[Raw data]
--------

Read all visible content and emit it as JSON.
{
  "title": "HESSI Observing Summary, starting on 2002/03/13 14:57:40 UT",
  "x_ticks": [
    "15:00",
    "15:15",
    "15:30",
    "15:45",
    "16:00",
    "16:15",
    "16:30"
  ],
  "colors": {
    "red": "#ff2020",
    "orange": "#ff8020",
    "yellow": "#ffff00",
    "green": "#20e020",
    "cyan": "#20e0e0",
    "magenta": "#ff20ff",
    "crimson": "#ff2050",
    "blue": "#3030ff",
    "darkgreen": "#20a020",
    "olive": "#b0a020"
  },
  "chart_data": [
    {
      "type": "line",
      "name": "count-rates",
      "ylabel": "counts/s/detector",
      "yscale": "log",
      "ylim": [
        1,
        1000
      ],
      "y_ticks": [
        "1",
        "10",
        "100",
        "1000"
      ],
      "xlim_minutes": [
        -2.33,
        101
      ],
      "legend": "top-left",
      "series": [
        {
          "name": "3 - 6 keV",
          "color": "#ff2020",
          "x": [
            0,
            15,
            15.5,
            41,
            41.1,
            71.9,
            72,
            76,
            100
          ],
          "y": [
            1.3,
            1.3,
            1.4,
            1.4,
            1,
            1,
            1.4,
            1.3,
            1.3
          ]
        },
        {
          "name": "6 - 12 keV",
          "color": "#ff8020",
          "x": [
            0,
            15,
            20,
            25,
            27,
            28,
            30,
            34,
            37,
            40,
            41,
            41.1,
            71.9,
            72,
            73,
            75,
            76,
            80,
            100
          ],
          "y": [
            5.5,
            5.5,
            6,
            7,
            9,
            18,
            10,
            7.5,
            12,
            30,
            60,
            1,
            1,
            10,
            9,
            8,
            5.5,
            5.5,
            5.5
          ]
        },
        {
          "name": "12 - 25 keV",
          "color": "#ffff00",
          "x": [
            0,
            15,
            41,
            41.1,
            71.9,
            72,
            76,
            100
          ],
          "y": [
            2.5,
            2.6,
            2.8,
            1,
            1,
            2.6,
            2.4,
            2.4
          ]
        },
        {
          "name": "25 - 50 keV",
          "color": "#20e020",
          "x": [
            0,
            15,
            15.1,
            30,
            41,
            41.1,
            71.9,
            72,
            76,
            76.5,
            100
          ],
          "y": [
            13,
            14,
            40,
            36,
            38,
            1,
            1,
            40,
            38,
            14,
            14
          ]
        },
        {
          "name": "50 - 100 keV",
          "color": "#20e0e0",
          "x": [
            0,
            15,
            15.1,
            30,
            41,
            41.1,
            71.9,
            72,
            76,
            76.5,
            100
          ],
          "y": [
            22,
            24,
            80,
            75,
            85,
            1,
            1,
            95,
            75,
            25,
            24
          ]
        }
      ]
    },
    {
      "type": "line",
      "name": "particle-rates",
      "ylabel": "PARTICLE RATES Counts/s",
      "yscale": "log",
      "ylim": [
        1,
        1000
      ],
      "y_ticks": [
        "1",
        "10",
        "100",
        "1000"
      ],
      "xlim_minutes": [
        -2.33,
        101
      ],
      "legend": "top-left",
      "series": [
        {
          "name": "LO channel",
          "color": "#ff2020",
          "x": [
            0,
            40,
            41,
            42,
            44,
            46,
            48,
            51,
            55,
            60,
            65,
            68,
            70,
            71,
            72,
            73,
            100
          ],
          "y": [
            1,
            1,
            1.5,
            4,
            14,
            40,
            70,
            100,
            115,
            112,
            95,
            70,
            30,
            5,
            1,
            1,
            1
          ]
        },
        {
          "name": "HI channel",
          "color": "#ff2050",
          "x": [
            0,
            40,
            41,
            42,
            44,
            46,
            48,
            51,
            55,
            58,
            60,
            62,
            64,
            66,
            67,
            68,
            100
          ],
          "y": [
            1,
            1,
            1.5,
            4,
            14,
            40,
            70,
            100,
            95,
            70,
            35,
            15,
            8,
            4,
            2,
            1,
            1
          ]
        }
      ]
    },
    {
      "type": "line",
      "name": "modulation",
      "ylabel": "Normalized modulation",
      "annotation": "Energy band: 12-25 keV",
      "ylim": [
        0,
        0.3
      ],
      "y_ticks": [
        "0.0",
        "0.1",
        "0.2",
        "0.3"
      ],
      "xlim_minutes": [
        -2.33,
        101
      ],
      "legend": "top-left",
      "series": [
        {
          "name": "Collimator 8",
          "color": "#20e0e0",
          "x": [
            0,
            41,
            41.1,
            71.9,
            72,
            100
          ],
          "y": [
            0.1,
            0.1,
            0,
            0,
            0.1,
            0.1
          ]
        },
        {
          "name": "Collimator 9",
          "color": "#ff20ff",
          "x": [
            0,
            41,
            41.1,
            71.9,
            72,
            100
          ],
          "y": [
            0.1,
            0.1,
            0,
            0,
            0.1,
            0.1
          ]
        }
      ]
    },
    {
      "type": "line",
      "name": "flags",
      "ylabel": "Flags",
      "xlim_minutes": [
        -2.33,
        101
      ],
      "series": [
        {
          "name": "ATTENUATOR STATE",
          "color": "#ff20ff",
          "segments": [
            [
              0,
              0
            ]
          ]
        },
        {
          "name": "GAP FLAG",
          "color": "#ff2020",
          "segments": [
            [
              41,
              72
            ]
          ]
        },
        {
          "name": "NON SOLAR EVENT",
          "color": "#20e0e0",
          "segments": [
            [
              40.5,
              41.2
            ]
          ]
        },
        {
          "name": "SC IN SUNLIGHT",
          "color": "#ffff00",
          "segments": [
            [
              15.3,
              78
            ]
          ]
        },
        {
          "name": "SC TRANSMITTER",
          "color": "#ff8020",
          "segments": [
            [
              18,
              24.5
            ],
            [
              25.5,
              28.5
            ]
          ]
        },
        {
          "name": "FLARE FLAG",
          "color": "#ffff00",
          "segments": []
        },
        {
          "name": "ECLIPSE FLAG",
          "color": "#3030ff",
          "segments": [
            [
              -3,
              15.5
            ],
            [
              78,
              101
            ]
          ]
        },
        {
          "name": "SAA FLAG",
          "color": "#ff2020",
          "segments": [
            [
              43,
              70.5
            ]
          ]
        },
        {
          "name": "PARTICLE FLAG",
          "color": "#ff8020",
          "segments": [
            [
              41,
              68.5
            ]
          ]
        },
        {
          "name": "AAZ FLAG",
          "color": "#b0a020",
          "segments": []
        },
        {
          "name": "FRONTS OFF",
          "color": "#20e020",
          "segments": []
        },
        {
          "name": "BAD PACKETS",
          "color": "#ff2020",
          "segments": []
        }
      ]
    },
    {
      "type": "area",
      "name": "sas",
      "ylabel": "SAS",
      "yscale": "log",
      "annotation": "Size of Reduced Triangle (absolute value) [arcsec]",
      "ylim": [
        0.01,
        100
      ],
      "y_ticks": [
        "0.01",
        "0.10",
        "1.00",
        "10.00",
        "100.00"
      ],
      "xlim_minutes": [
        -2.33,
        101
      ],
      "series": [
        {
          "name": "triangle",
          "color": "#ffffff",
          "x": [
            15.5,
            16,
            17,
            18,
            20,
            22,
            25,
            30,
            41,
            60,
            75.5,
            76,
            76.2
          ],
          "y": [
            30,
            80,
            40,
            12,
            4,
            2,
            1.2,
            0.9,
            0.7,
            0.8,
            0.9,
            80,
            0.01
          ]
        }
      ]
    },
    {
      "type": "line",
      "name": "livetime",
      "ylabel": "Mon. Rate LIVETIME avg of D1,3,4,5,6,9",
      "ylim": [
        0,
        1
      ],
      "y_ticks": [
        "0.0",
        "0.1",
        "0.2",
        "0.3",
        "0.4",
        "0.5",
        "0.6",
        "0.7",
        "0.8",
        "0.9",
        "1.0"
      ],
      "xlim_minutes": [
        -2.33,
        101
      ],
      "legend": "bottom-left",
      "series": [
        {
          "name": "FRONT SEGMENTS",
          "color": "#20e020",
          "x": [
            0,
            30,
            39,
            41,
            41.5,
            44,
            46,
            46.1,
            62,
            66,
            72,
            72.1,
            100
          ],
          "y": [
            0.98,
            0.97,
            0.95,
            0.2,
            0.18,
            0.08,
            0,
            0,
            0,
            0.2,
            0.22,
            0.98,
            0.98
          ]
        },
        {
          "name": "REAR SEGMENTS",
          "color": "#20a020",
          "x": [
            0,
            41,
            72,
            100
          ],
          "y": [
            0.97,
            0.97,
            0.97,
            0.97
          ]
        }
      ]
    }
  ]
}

--------

[Task brief] Scan the listing above and copy all lines containing the word "modulation".

[Result below]
      "name": "modulation",
      "ylabel": "Normalized modulation",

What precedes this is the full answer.